Each line holding the word "用户可以非商业性" counts once; give the total and nothing more.

>> start DATA ENTRIES

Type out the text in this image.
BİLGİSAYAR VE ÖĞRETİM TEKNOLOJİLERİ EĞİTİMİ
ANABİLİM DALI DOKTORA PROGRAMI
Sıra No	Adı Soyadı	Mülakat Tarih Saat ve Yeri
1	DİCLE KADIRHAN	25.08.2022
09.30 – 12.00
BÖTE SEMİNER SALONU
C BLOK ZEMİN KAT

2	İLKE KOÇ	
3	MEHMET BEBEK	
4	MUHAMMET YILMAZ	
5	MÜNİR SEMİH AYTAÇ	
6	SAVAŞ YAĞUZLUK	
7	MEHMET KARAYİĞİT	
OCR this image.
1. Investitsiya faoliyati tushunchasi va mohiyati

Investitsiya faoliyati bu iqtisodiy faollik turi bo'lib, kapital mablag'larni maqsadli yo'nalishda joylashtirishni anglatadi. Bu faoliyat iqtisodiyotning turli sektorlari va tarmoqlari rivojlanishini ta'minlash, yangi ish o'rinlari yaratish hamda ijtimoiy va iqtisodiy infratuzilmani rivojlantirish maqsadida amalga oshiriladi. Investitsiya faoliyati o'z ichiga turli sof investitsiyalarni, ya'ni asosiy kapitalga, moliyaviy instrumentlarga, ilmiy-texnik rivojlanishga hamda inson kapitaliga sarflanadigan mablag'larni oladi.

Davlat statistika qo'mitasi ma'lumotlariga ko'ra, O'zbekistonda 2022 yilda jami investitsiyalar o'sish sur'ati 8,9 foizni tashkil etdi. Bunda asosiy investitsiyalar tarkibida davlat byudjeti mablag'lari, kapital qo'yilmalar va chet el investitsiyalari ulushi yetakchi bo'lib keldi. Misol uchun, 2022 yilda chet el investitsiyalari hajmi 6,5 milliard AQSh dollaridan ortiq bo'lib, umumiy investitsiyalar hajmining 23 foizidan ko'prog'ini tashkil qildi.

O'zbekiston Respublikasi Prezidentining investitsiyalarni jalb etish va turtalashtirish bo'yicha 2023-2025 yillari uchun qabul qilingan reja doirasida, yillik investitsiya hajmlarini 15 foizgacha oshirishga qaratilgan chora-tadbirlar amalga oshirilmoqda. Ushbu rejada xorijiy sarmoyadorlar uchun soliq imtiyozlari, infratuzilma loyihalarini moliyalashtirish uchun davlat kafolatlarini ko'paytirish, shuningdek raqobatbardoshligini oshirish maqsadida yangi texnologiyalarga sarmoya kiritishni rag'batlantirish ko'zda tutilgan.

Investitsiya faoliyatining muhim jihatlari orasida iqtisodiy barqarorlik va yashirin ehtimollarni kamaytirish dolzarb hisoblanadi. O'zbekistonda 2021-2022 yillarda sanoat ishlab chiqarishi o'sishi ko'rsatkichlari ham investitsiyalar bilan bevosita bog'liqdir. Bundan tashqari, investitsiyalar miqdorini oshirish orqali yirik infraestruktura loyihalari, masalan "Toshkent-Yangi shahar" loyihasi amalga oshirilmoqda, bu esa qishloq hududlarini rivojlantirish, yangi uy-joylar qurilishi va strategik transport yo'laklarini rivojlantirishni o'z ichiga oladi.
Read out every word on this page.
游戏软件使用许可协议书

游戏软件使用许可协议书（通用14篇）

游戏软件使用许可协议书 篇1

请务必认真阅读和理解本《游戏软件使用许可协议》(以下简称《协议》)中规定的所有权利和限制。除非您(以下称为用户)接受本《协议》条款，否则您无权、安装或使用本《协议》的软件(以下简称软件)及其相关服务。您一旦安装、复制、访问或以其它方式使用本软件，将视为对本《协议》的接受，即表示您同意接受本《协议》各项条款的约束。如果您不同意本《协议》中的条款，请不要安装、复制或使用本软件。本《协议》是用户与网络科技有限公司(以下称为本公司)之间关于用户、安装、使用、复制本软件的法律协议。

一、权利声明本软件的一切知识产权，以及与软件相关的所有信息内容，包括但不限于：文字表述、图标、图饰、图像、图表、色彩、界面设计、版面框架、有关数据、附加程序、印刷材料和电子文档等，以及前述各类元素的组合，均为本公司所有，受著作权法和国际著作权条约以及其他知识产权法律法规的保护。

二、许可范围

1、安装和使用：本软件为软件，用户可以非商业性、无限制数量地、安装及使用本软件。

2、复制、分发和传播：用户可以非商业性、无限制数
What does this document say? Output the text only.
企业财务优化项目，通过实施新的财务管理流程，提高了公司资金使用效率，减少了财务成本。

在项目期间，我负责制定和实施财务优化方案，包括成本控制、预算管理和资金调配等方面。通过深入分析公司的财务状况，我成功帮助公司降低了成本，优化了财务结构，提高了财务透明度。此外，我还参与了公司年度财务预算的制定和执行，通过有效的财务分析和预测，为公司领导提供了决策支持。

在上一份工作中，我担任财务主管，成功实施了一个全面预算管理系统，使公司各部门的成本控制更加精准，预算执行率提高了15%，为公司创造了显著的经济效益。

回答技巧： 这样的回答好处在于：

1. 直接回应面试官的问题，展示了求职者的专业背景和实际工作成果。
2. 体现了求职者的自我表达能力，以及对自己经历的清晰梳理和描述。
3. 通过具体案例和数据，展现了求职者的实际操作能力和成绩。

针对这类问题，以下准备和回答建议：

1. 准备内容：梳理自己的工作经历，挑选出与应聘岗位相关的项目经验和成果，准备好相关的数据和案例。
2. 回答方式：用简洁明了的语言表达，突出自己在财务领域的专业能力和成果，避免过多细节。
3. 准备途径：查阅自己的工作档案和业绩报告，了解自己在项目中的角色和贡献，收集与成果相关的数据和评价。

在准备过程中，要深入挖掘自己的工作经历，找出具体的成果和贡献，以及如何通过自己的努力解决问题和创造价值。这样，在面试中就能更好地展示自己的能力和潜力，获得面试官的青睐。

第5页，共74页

>> end DATA ENTRIES

*RESULT OF THE EXERCISE:* 2